STORED DATA
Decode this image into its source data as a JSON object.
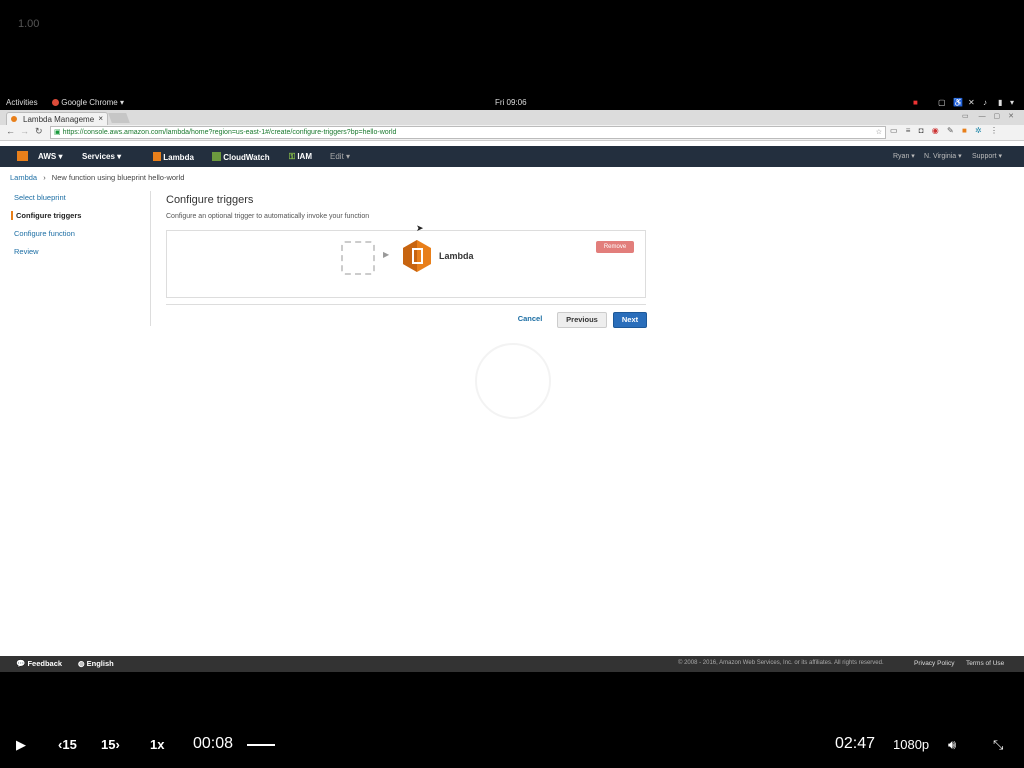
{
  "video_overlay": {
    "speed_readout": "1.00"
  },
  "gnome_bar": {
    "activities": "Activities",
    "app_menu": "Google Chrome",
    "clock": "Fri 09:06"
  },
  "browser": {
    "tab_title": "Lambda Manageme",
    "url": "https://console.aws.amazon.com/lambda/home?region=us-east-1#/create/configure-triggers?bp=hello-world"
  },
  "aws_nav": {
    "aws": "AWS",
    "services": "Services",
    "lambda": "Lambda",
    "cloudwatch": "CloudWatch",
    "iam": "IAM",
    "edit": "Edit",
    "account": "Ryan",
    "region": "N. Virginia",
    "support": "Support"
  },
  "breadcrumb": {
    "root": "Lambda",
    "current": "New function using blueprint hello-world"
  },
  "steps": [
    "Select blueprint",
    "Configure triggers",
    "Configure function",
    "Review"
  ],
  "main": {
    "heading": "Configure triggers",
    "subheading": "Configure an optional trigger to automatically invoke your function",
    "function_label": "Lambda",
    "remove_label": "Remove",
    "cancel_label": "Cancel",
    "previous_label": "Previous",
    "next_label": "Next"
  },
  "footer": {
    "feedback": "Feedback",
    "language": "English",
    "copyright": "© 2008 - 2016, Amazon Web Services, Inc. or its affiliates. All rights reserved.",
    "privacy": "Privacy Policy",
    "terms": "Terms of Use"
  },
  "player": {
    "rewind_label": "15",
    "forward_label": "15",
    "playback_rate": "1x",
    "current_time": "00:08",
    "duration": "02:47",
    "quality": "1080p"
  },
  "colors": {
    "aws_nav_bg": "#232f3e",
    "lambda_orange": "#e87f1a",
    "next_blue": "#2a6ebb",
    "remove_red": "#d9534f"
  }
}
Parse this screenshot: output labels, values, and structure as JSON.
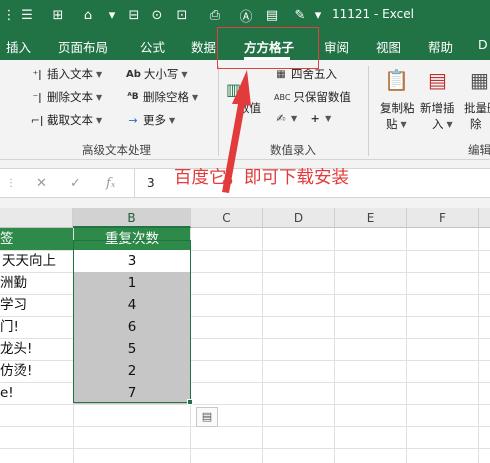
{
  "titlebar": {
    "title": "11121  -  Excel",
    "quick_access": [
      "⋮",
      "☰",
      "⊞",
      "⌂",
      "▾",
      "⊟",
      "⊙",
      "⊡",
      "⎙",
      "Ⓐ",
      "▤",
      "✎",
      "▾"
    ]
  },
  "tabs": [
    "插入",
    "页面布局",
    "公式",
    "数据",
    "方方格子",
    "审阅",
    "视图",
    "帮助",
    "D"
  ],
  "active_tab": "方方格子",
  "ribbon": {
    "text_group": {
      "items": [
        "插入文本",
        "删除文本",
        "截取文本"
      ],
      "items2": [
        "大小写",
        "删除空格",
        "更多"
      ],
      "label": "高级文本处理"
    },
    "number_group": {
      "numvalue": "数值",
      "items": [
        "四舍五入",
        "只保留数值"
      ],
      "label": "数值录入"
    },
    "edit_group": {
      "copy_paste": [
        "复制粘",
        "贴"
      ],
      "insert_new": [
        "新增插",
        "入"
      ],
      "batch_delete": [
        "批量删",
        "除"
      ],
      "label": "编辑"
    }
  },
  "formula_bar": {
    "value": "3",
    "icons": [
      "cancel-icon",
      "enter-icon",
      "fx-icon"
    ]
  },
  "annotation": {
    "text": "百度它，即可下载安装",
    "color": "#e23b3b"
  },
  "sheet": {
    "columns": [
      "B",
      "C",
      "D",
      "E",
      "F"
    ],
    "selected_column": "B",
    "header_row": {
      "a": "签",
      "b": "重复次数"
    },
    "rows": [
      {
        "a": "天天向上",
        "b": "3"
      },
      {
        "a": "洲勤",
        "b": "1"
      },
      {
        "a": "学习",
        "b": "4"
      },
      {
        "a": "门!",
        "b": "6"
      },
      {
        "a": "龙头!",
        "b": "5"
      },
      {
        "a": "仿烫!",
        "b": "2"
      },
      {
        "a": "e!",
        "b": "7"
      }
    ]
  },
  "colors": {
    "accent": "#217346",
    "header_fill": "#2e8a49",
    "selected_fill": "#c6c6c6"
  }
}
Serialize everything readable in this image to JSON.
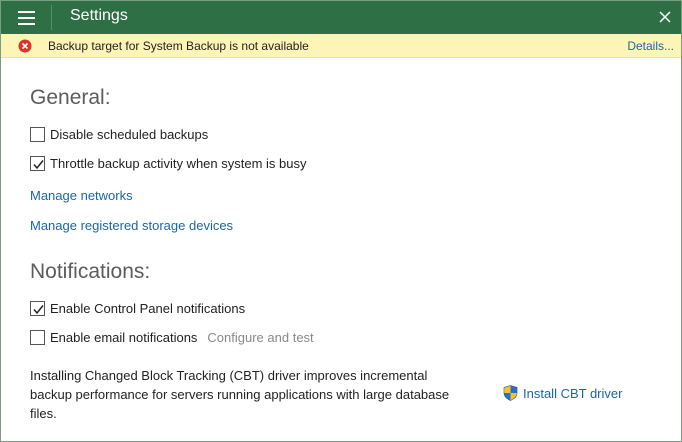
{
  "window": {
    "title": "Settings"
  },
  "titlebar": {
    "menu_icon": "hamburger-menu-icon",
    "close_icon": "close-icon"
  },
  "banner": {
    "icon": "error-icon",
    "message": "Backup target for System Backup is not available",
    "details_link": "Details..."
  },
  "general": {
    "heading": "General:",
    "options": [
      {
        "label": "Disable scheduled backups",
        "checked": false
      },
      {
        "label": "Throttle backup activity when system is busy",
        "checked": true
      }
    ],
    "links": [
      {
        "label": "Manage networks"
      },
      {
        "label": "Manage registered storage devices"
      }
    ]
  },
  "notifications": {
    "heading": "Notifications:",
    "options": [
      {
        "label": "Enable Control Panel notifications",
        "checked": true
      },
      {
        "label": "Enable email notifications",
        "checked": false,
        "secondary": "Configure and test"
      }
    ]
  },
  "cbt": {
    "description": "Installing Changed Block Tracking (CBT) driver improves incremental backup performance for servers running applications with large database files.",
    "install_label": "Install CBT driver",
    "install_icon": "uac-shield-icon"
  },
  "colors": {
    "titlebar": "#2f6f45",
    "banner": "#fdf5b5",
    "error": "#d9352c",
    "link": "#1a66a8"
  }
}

SHORT EXERCISE
Quote the preceding listing precisely and completely, omitting its images.

OUTPUT FOR THIS EXERCISE
Decode this image into its source data as a JSON object.
{
  "video_overlay": {
    "speed_readout": "1.00"
  },
  "gnome_bar": {
    "activities": "Activities",
    "app_menu": "Google Chrome",
    "clock": "Fri 09:06"
  },
  "browser": {
    "tab_title": "Lambda Manageme",
    "url": "https://console.aws.amazon.com/lambda/home?region=us-east-1#/create/configure-triggers?bp=hello-world"
  },
  "aws_nav": {
    "aws": "AWS",
    "services": "Services",
    "lambda": "Lambda",
    "cloudwatch": "CloudWatch",
    "iam": "IAM",
    "edit": "Edit",
    "account": "Ryan",
    "region": "N. Virginia",
    "support": "Support"
  },
  "breadcrumb": {
    "root": "Lambda",
    "current": "New function using blueprint hello-world"
  },
  "steps": [
    "Select blueprint",
    "Configure triggers",
    "Configure function",
    "Review"
  ],
  "main": {
    "heading": "Configure triggers",
    "subheading": "Configure an optional trigger to automatically invoke your function",
    "function_label": "Lambda",
    "remove_label": "Remove",
    "cancel_label": "Cancel",
    "previous_label": "Previous",
    "next_label": "Next"
  },
  "footer": {
    "feedback": "Feedback",
    "language": "English",
    "copyright": "© 2008 - 2016, Amazon Web Services, Inc. or its affiliates. All rights reserved.",
    "privacy": "Privacy Policy",
    "terms": "Terms of Use"
  },
  "player": {
    "rewind_label": "15",
    "forward_label": "15",
    "playback_rate": "1x",
    "current_time": "00:08",
    "duration": "02:47",
    "quality": "1080p"
  },
  "colors": {
    "aws_nav_bg": "#232f3e",
    "lambda_orange": "#e87f1a",
    "next_blue": "#2a6ebb",
    "remove_red": "#d9534f"
  }
}
Parse this screenshot: output labels, values, and structure as JSON.
{
  "titlebar": {
    "title": "11121  -  Excel",
    "quick_access": [
      "⋮",
      "☰",
      "⊞",
      "⌂",
      "▾",
      "⊟",
      "⊙",
      "⊡",
      "⎙",
      "Ⓐ",
      "▤",
      "✎",
      "▾"
    ]
  },
  "tabs": [
    "插入",
    "页面布局",
    "公式",
    "数据",
    "方方格子",
    "审阅",
    "视图",
    "帮助",
    "D"
  ],
  "active_tab": "方方格子",
  "ribbon": {
    "text_group": {
      "items": [
        "插入文本",
        "删除文本",
        "截取文本"
      ],
      "items2": [
        "大小写",
        "删除空格",
        "更多"
      ],
      "label": "高级文本处理"
    },
    "number_group": {
      "numvalue": "数值",
      "items": [
        "四舍五入",
        "只保留数值"
      ],
      "label": "数值录入"
    },
    "edit_group": {
      "copy_paste": [
        "复制粘",
        "贴"
      ],
      "insert_new": [
        "新增插",
        "入"
      ],
      "batch_delete": [
        "批量删",
        "除"
      ],
      "label": "编辑"
    }
  },
  "formula_bar": {
    "value": "3",
    "icons": [
      "cancel-icon",
      "enter-icon",
      "fx-icon"
    ]
  },
  "annotation": {
    "text": "百度它，即可下载安装",
    "color": "#e23b3b"
  },
  "sheet": {
    "columns": [
      "B",
      "C",
      "D",
      "E",
      "F"
    ],
    "selected_column": "B",
    "header_row": {
      "a": "签",
      "b": "重复次数"
    },
    "rows": [
      {
        "a": "天天向上",
        "b": "3"
      },
      {
        "a": "洲勤",
        "b": "1"
      },
      {
        "a": "学习",
        "b": "4"
      },
      {
        "a": "门!",
        "b": "6"
      },
      {
        "a": "龙头!",
        "b": "5"
      },
      {
        "a": "仿烫!",
        "b": "2"
      },
      {
        "a": "e!",
        "b": "7"
      }
    ]
  },
  "colors": {
    "accent": "#217346",
    "header_fill": "#2e8a49",
    "selected_fill": "#c6c6c6"
  }
}
Serialize everything readable in this image to JSON.
{
  "window": {
    "title": "Settings"
  },
  "titlebar": {
    "menu_icon": "hamburger-menu-icon",
    "close_icon": "close-icon"
  },
  "banner": {
    "icon": "error-icon",
    "message": "Backup target for System Backup is not available",
    "details_link": "Details..."
  },
  "general": {
    "heading": "General:",
    "options": [
      {
        "label": "Disable scheduled backups",
        "checked": false
      },
      {
        "label": "Throttle backup activity when system is busy",
        "checked": true
      }
    ],
    "links": [
      {
        "label": "Manage networks"
      },
      {
        "label": "Manage registered storage devices"
      }
    ]
  },
  "notifications": {
    "heading": "Notifications:",
    "options": [
      {
        "label": "Enable Control Panel notifications",
        "checked": true
      },
      {
        "label": "Enable email notifications",
        "checked": false,
        "secondary": "Configure and test"
      }
    ]
  },
  "cbt": {
    "description": "Installing Changed Block Tracking (CBT) driver improves incremental backup performance for servers running applications with large database files.",
    "install_label": "Install CBT driver",
    "install_icon": "uac-shield-icon"
  },
  "colors": {
    "titlebar": "#2f6f45",
    "banner": "#fdf5b5",
    "error": "#d9352c",
    "link": "#1a66a8"
  }
}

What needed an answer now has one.